>> begin LISTING
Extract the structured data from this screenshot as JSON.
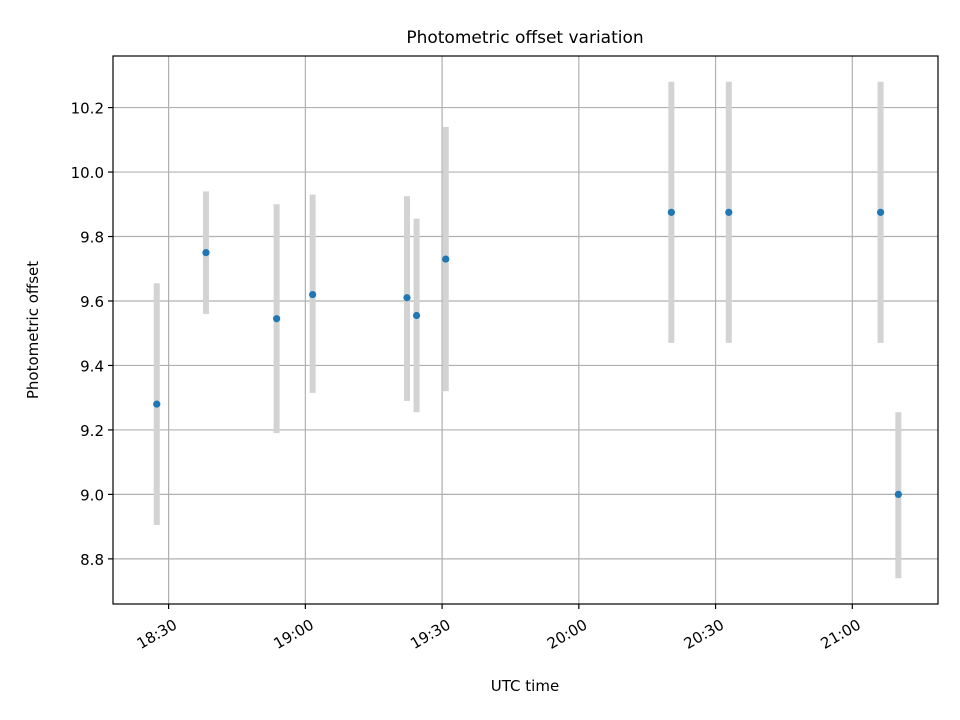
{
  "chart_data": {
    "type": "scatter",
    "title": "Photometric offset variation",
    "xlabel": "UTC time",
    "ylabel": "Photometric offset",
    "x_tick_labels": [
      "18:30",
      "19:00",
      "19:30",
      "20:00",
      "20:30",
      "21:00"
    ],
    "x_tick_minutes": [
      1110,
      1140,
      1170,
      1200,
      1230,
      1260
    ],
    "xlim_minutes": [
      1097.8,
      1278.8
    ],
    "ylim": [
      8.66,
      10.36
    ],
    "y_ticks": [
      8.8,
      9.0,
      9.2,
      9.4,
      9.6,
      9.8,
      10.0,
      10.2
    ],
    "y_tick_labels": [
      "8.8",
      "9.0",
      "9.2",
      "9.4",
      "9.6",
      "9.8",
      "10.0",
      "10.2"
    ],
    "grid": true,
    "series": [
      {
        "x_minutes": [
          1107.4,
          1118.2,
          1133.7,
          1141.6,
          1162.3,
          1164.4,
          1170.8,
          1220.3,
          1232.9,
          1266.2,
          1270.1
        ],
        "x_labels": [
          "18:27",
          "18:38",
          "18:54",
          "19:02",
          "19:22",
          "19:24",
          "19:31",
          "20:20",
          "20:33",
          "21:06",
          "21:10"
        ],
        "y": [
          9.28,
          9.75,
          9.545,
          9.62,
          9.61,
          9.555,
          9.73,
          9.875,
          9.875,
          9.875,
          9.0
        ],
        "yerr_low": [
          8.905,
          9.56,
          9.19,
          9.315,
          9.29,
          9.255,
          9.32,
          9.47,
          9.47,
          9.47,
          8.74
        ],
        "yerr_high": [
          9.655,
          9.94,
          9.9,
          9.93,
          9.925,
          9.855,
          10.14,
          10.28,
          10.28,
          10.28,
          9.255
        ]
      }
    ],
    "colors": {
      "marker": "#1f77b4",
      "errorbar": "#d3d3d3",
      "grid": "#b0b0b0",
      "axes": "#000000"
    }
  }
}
>> end LISTING
>> begin LISTING
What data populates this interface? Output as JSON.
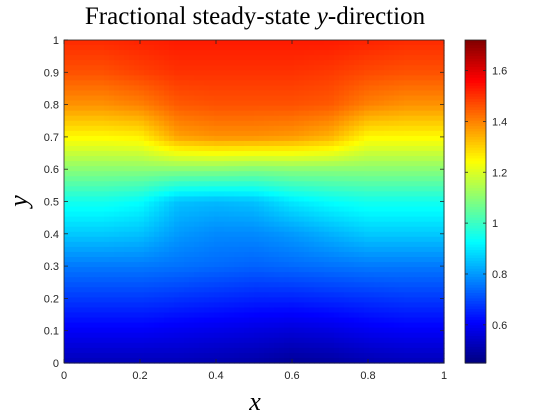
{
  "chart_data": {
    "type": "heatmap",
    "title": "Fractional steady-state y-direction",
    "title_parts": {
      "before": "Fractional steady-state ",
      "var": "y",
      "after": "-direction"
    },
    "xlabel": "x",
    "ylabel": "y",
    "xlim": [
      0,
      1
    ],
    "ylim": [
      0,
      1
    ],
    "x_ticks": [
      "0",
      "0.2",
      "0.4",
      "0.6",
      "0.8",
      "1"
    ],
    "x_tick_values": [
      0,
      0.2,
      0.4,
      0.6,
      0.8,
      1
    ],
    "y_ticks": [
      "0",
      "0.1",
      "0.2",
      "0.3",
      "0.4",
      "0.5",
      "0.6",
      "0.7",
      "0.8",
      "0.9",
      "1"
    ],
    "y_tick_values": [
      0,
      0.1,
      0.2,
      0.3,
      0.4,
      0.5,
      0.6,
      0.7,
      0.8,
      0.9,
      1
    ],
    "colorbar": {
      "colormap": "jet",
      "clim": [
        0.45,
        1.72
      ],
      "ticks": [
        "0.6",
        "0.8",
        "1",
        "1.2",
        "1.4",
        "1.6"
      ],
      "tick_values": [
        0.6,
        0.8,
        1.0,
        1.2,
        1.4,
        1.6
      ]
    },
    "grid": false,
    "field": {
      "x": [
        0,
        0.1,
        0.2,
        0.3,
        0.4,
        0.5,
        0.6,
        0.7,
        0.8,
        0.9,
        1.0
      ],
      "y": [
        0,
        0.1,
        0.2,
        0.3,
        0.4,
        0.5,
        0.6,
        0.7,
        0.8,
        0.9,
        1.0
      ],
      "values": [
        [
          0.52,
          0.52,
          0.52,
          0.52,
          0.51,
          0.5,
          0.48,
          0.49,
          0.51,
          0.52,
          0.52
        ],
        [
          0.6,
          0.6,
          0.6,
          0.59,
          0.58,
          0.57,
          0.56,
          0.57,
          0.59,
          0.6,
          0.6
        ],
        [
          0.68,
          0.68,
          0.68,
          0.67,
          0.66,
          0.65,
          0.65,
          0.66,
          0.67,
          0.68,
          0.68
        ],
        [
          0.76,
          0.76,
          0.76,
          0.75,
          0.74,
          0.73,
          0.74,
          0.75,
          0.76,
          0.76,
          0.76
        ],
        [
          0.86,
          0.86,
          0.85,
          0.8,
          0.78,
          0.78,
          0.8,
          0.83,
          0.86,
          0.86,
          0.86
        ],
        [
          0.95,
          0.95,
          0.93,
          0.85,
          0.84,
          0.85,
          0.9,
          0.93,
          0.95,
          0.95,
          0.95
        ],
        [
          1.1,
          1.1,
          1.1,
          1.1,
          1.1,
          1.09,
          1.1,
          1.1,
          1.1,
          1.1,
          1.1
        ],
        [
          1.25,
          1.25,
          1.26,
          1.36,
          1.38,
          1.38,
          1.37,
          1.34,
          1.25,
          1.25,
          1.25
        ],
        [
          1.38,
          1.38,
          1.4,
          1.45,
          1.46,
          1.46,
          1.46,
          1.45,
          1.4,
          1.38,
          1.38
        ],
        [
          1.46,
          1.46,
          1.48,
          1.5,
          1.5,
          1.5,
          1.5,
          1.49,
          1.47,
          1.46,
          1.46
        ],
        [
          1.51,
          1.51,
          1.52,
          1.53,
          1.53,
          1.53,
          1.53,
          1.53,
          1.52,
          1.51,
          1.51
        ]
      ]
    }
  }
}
>> end LISTING
>> begin LISTING
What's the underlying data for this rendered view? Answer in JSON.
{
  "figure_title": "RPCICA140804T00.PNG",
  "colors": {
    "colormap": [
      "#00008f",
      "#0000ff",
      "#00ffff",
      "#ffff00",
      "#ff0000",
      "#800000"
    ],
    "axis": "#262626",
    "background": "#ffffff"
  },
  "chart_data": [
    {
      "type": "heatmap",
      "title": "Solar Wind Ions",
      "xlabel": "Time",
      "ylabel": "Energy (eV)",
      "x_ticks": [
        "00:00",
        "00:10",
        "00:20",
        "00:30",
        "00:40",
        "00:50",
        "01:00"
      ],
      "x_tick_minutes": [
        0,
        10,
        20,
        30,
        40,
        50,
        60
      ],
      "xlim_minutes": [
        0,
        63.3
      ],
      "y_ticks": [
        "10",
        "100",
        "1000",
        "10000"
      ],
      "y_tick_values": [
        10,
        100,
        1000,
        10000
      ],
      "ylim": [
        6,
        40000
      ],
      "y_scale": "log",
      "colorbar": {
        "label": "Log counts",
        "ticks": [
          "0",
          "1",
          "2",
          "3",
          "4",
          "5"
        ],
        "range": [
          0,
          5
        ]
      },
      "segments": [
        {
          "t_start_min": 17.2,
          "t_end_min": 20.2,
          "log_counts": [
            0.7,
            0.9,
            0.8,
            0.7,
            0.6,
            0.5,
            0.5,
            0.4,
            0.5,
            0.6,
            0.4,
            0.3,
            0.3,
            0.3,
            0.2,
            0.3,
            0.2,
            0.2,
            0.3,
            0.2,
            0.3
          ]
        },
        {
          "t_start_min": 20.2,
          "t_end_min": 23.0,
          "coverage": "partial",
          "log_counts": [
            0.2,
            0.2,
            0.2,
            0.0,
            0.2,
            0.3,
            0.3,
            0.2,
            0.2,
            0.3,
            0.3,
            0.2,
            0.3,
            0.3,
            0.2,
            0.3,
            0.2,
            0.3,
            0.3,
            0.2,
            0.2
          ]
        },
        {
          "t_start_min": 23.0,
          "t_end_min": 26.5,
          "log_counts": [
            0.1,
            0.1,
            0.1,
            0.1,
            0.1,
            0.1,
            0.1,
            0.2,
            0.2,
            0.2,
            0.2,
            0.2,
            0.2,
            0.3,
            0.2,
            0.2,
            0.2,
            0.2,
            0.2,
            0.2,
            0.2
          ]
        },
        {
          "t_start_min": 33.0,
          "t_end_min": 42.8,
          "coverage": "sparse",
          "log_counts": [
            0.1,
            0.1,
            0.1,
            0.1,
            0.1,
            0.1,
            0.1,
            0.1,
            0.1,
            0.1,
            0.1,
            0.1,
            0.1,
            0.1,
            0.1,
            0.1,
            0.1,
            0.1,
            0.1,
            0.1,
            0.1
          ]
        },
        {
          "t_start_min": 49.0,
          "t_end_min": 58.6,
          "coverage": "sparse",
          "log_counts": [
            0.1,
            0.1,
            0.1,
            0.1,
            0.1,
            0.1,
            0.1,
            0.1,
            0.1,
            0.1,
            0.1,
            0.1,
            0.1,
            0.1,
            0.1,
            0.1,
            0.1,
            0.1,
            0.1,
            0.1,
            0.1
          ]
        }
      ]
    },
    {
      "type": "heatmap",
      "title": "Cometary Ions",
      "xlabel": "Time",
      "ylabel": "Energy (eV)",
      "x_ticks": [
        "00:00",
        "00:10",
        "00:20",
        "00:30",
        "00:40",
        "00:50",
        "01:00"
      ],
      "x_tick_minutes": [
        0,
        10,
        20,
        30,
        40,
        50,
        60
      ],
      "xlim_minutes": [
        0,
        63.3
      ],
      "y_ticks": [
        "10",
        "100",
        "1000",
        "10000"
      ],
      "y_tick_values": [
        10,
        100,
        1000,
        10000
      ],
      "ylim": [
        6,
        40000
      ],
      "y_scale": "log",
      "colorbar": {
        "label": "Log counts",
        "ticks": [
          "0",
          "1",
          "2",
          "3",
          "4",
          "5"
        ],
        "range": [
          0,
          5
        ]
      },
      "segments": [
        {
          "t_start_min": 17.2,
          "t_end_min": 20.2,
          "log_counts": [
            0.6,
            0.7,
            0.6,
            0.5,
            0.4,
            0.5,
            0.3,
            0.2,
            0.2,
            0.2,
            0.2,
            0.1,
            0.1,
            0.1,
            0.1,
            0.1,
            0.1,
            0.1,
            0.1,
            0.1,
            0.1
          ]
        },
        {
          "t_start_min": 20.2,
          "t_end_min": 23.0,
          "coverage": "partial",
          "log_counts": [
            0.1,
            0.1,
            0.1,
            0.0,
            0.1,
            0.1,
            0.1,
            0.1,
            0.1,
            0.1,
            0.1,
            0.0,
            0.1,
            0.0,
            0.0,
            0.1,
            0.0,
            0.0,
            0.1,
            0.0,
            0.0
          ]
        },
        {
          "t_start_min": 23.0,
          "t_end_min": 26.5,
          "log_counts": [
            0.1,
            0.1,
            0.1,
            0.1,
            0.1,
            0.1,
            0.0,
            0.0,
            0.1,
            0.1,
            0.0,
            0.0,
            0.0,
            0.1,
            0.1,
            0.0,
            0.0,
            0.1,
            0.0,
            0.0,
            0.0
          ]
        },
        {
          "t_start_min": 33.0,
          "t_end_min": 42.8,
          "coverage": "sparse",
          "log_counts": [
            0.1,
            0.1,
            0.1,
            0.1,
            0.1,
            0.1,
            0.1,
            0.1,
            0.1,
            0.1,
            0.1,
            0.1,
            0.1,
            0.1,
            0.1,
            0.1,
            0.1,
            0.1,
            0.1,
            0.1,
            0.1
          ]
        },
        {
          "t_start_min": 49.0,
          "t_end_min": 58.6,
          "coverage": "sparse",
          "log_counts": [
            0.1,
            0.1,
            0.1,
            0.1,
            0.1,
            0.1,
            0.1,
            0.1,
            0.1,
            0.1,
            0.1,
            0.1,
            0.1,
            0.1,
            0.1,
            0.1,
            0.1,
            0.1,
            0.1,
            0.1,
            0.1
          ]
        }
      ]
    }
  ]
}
>> end LISTING
- [WRITTEN REQUEST] Find every line in the records above that contains the word "direction", and copy each one.

- [RESULT OF THE TASK]
    "title": "Fractional steady-state y-direction",
      "after": "-direction"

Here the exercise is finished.